** Begin Material provided **
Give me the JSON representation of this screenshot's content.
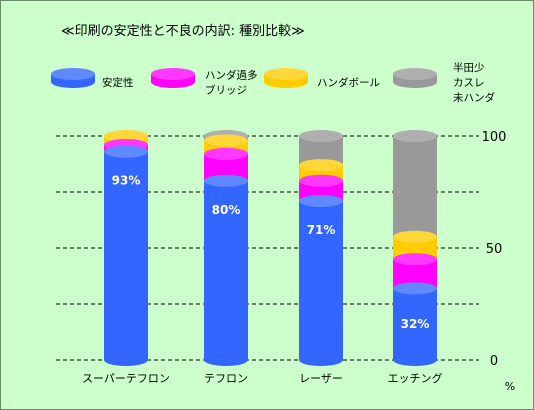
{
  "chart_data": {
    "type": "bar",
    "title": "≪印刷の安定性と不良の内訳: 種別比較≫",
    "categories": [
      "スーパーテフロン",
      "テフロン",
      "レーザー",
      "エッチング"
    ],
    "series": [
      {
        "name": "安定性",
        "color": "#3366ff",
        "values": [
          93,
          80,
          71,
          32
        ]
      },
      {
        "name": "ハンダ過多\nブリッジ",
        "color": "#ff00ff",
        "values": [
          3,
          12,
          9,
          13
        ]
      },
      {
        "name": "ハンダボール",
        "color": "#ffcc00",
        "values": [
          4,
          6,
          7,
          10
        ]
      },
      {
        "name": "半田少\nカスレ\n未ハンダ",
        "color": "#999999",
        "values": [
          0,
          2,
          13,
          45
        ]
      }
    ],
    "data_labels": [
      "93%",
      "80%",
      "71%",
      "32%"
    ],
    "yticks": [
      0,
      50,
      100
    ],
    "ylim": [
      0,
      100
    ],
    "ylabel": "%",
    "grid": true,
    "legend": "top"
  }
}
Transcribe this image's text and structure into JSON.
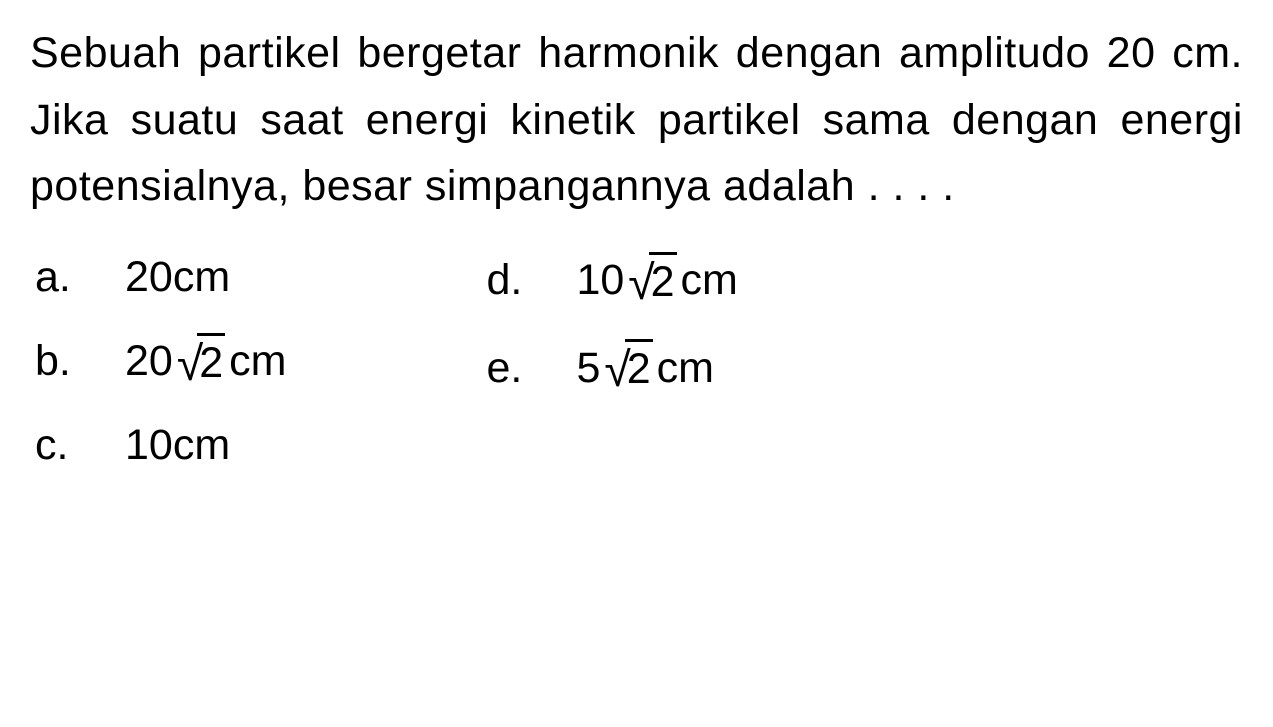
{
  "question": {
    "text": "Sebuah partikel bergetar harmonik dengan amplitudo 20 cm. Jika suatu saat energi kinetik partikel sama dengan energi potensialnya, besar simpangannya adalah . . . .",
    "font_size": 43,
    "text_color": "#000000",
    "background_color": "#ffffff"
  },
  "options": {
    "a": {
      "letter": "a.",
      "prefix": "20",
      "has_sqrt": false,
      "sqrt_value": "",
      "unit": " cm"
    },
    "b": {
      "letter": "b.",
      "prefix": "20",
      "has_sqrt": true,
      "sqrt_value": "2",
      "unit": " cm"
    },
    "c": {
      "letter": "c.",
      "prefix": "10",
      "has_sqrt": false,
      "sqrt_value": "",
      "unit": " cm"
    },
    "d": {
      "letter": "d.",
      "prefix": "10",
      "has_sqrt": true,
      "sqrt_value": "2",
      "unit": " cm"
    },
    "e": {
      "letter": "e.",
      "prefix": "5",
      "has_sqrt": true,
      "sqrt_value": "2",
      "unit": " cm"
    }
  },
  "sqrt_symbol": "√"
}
** End Material provided **
» What you need to do
Write out the full listing verbatim, excluding its pictures.

» Written reply
Give me the JSON representation of this screenshot's content.
{
  "chart_data": {
    "type": "bar",
    "title": "≪印刷の安定性と不良の内訳: 種別比較≫",
    "categories": [
      "スーパーテフロン",
      "テフロン",
      "レーザー",
      "エッチング"
    ],
    "series": [
      {
        "name": "安定性",
        "color": "#3366ff",
        "values": [
          93,
          80,
          71,
          32
        ]
      },
      {
        "name": "ハンダ過多\nブリッジ",
        "color": "#ff00ff",
        "values": [
          3,
          12,
          9,
          13
        ]
      },
      {
        "name": "ハンダボール",
        "color": "#ffcc00",
        "values": [
          4,
          6,
          7,
          10
        ]
      },
      {
        "name": "半田少\nカスレ\n未ハンダ",
        "color": "#999999",
        "values": [
          0,
          2,
          13,
          45
        ]
      }
    ],
    "data_labels": [
      "93%",
      "80%",
      "71%",
      "32%"
    ],
    "yticks": [
      0,
      50,
      100
    ],
    "ylim": [
      0,
      100
    ],
    "ylabel": "%",
    "grid": true,
    "legend": "top"
  }
}
Transcribe this image's text and structure into JSON.
{
  "question": {
    "text": "Sebuah partikel bergetar harmonik dengan amplitudo 20 cm. Jika suatu saat energi kinetik partikel sama dengan energi potensialnya, besar simpangannya adalah . . . .",
    "font_size": 43,
    "text_color": "#000000",
    "background_color": "#ffffff"
  },
  "options": {
    "a": {
      "letter": "a.",
      "prefix": "20",
      "has_sqrt": false,
      "sqrt_value": "",
      "unit": " cm"
    },
    "b": {
      "letter": "b.",
      "prefix": "20",
      "has_sqrt": true,
      "sqrt_value": "2",
      "unit": " cm"
    },
    "c": {
      "letter": "c.",
      "prefix": "10",
      "has_sqrt": false,
      "sqrt_value": "",
      "unit": " cm"
    },
    "d": {
      "letter": "d.",
      "prefix": "10",
      "has_sqrt": true,
      "sqrt_value": "2",
      "unit": " cm"
    },
    "e": {
      "letter": "e.",
      "prefix": "5",
      "has_sqrt": true,
      "sqrt_value": "2",
      "unit": " cm"
    }
  },
  "sqrt_symbol": "√"
}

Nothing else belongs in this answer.